◆ DO THIS:
In the data, extract each line that holds the string "rupisi".

◆ EXERCISE DATA:

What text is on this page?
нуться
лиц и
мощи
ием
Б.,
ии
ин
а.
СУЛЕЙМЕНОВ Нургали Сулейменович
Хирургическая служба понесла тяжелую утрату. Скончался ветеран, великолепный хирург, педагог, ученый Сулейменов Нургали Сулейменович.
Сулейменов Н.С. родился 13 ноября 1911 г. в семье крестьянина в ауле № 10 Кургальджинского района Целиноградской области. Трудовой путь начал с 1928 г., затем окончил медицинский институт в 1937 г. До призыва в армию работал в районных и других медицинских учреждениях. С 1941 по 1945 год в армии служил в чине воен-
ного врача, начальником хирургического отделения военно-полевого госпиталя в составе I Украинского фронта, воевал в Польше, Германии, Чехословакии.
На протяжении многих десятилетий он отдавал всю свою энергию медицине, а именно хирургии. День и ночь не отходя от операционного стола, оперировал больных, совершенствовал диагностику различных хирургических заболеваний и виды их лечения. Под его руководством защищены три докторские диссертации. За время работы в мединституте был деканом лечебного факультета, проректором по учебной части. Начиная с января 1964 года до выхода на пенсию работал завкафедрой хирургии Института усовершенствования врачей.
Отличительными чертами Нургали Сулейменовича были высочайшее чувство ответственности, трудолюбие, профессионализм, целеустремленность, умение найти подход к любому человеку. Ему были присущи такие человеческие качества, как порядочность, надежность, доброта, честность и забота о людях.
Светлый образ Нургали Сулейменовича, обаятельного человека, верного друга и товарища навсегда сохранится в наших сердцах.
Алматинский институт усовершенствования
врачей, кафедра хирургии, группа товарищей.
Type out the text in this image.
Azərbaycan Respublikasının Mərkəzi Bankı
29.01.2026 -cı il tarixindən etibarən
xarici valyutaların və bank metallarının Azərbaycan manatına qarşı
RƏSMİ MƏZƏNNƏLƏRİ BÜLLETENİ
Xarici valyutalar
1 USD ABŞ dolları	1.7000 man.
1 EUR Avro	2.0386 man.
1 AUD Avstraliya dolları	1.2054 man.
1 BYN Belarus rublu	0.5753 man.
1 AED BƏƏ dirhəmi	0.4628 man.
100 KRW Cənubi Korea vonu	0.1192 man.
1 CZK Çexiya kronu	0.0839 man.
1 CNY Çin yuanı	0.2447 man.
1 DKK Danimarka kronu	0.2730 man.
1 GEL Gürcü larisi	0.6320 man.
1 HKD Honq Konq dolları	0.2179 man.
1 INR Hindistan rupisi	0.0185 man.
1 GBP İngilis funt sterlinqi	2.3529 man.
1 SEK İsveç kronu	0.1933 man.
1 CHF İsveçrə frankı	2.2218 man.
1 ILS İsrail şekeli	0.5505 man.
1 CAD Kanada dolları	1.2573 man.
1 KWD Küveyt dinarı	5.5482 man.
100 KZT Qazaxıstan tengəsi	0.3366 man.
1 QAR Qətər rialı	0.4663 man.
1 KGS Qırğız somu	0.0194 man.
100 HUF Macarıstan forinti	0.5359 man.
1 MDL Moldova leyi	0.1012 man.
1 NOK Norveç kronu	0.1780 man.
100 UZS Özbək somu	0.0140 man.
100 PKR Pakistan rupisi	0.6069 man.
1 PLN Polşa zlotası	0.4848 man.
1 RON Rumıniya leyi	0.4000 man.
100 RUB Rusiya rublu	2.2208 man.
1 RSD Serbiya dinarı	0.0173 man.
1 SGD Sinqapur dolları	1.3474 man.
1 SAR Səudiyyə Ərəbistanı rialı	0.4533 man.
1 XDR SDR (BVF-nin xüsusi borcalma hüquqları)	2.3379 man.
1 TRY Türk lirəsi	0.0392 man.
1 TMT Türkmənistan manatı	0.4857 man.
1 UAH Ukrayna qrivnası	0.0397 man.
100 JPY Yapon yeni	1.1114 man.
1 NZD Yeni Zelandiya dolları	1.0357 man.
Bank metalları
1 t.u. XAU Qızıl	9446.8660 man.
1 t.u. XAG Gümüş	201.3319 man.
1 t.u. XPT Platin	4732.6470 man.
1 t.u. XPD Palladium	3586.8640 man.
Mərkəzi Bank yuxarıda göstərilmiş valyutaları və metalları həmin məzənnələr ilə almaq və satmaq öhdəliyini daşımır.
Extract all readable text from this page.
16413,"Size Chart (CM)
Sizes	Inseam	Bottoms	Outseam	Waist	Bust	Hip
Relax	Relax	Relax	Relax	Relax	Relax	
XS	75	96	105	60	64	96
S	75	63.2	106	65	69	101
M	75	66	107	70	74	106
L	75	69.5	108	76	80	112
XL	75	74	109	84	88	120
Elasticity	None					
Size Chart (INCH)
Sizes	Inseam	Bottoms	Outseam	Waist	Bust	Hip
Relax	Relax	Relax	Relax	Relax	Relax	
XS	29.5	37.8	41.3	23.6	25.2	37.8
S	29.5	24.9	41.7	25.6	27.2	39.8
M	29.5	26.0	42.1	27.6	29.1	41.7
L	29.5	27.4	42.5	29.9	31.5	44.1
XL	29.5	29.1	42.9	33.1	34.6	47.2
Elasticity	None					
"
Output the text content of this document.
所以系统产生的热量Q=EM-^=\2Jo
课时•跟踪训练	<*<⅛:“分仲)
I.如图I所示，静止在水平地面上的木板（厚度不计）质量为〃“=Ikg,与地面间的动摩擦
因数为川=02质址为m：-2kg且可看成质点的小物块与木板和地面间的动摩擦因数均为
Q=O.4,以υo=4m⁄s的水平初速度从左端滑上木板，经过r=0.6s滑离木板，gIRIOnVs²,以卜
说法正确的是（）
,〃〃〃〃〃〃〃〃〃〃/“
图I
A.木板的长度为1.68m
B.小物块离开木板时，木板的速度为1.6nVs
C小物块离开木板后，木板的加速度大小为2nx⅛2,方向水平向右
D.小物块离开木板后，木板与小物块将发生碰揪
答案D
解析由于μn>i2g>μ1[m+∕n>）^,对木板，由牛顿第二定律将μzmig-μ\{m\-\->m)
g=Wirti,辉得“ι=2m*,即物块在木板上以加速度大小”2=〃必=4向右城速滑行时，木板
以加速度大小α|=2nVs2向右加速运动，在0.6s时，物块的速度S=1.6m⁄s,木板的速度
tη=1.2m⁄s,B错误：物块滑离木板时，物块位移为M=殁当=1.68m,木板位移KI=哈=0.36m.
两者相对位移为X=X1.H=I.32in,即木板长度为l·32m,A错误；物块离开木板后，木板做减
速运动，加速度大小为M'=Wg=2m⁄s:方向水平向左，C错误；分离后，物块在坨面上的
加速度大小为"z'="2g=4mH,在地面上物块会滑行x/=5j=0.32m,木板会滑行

◆ COMPLETED EXERCISE:
1 INR Hindistan rupisi	0.0185 man.
100 PKR Pakistan rupisi	0.6069 man.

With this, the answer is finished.